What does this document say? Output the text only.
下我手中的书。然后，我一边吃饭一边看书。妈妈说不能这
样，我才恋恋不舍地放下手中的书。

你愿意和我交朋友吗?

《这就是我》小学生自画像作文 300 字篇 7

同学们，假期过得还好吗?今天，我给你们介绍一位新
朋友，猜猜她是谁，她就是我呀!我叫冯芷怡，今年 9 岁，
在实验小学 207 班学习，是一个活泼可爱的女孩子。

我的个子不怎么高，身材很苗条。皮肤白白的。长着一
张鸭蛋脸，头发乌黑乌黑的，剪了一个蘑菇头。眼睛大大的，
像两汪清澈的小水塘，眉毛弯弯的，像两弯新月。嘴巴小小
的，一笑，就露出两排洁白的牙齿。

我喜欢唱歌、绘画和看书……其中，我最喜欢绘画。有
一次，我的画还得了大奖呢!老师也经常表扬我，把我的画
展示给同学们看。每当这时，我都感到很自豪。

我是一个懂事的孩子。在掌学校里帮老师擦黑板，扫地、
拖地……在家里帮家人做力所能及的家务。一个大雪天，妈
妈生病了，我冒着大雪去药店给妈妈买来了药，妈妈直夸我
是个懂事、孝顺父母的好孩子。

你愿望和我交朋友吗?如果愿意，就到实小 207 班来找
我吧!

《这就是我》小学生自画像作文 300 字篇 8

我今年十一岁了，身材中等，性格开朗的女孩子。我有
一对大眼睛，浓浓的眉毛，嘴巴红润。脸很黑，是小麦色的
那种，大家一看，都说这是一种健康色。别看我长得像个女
═══
Write out the whole listing again, exactly as it stands.

Exercise response:
What does this document say? Output the text only.
下我手中的书。然后，我一边吃饭一边看书。妈妈说不能这
样，我才恋恋不舍地放下手中的书。

你愿意和我交朋友吗?

《这就是我》小学生自画像作文 300 字篇 7

同学们，假期过得还好吗?今天，我给你们介绍一位新
朋友，猜猜她是谁，她就是我呀!我叫冯芷怡，今年 9 岁，
在实验小学 207 班学习，是一个活泼可爱的女孩子。

我的个子不怎么高，身材很苗条。皮肤白白的。长着一
张鸭蛋脸，头发乌黑乌黑的，剪了一个蘑菇头。眼睛大大的，
像两汪清澈的小水塘，眉毛弯弯的，像两弯新月。嘴巴小小
的，一笑，就露出两排洁白的牙齿。

我喜欢唱歌、绘画和看书……其中，我最喜欢绘画。有
一次，我的画还得了大奖呢!老师也经常表扬我，把我的画
展示给同学们看。每当这时，我都感到很自豪。

我是一个懂事的孩子。在掌学校里帮老师擦黑板，扫地、
拖地……在家里帮家人做力所能及的家务。一个大雪天，妈
妈生病了，我冒着大雪去药店给妈妈买来了药，妈妈直夸我
是个懂事、孝顺父母的好孩子。

你愿望和我交朋友吗?如果愿意，就到实小 207 班来找
我吧!

《这就是我》小学生自画像作文 300 字篇 8

我今年十一岁了，身材中等，性格开朗的女孩子。我有
一对大眼睛，浓浓的眉毛，嘴巴红润。脸很黑，是小麦色的
那种，大家一看，都说这是一种健康色。别看我长得像个女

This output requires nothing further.